### Set exercise
Where a line contains the word "http", copy that line in full.

### Exercise input
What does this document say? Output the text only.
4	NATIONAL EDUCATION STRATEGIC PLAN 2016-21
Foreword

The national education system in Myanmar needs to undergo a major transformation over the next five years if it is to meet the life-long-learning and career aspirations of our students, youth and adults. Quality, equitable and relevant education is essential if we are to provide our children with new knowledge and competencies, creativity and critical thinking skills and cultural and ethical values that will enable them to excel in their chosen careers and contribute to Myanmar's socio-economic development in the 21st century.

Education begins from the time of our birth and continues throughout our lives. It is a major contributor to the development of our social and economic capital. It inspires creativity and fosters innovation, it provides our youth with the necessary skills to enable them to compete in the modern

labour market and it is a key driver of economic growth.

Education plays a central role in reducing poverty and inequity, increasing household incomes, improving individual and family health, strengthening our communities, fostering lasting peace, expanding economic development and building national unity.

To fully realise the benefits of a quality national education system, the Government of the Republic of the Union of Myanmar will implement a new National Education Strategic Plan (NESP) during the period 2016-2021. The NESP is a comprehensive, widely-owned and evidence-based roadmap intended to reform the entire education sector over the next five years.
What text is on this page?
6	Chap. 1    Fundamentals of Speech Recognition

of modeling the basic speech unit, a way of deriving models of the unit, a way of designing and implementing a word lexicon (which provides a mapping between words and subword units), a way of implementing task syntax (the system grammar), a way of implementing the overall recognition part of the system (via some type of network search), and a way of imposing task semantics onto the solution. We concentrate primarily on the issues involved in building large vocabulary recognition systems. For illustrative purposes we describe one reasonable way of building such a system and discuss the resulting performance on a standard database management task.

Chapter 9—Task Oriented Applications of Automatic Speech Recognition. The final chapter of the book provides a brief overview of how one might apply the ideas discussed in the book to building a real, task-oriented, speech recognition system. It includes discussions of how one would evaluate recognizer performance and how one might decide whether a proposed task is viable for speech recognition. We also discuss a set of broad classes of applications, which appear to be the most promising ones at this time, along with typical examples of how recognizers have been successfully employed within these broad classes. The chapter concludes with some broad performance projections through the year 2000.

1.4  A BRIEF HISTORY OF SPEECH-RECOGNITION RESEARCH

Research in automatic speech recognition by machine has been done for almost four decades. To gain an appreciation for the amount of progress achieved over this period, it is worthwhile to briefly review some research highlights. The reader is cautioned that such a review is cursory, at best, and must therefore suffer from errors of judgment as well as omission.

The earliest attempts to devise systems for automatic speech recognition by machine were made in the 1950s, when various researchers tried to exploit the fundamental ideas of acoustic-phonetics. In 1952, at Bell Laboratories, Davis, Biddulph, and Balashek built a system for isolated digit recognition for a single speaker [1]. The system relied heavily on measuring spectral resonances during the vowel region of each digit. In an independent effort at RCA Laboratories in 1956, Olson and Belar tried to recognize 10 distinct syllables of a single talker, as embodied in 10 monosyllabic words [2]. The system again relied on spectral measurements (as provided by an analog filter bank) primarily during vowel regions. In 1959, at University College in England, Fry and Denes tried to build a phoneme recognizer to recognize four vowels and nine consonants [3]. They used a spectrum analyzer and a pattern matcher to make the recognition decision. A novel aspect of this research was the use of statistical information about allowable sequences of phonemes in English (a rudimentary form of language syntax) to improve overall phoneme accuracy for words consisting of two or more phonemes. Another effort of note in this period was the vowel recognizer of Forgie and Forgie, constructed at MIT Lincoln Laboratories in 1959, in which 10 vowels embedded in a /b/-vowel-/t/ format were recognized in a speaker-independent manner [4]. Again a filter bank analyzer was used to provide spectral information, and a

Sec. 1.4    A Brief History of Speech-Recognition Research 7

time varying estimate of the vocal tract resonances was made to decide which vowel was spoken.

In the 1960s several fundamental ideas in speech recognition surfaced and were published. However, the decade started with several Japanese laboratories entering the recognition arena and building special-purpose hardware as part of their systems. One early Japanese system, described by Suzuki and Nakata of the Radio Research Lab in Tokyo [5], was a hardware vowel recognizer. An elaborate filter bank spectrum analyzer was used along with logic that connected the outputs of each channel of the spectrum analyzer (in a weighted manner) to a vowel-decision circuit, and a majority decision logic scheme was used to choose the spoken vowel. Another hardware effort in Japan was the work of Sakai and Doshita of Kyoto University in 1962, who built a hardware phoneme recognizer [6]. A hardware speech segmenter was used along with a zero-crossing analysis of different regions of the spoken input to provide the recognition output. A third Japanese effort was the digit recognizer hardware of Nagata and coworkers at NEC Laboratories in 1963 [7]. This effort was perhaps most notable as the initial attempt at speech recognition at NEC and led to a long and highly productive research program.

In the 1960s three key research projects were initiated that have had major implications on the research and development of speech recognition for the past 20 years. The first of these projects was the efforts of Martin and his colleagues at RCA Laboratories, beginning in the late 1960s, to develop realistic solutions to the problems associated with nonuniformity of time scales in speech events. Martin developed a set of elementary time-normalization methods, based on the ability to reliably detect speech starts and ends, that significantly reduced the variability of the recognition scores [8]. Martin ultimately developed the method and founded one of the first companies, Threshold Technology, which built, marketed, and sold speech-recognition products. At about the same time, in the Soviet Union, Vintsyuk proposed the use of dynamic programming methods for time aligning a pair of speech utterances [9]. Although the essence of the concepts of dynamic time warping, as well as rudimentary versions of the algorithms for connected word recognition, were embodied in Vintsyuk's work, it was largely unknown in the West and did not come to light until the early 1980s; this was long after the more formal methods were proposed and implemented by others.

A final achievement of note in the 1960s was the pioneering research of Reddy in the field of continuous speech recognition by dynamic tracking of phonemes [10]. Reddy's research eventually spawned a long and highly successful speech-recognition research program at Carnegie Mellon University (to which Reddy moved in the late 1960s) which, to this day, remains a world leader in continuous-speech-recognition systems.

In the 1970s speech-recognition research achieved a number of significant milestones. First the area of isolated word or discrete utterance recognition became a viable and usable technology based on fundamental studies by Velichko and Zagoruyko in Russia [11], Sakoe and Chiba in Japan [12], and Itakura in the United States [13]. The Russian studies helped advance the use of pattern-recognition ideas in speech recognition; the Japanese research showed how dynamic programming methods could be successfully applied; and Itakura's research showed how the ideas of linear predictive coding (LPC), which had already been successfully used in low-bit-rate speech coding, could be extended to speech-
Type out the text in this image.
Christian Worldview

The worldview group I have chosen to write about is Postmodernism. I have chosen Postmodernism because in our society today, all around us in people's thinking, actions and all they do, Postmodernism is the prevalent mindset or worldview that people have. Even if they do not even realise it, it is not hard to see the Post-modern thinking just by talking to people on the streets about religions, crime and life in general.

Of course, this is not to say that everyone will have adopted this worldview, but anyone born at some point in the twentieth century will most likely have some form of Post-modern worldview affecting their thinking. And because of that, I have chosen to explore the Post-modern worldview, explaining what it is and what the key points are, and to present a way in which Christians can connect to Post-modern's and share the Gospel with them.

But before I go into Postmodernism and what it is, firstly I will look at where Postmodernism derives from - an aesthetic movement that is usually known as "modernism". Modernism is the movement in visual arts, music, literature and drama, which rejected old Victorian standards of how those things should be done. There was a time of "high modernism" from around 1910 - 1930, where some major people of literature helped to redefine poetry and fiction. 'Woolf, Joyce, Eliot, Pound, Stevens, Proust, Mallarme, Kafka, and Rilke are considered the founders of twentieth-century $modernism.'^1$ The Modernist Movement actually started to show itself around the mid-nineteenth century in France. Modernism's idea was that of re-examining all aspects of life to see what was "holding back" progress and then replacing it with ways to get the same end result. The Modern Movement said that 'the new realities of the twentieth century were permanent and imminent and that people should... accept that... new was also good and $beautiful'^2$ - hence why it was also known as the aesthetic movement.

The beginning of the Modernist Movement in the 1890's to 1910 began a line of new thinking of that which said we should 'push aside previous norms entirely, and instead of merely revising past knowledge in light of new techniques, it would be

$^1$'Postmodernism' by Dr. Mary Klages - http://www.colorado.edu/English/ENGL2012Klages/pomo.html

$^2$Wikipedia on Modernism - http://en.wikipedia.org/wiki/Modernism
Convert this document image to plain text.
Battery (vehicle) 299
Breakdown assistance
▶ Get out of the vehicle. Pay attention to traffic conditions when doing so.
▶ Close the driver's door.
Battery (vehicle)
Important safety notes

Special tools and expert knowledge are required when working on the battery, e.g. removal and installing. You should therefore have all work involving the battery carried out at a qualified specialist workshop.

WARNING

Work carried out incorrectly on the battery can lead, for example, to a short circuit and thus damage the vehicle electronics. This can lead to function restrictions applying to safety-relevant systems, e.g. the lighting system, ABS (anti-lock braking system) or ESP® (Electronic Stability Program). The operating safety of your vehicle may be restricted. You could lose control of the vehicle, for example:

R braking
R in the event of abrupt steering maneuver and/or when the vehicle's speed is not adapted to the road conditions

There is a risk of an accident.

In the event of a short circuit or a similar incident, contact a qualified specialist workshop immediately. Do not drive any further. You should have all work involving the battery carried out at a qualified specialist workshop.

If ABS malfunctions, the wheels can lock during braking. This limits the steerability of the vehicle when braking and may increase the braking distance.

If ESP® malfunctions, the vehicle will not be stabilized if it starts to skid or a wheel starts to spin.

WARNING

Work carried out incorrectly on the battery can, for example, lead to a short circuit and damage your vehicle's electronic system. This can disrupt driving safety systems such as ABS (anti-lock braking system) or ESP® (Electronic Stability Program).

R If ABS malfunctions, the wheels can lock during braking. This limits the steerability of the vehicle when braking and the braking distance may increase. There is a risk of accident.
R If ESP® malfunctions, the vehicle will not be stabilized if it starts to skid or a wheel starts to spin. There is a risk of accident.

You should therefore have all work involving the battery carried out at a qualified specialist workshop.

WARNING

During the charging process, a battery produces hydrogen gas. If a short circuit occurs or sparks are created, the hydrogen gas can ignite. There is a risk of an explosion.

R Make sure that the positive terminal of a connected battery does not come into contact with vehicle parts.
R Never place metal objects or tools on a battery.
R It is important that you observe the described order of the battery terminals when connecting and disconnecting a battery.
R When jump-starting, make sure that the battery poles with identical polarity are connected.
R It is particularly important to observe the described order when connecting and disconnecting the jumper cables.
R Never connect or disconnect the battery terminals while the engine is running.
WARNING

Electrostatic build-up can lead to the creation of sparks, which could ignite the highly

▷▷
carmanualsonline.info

### Solution to the exercise
$^1$'Postmodernism' by Dr. Mary Klages - http://www.colorado.edu/English/ENGL2012Klages/pomo.html
$^2$Wikipedia on Modernism - http://en.wikipedia.org/wiki/Modernism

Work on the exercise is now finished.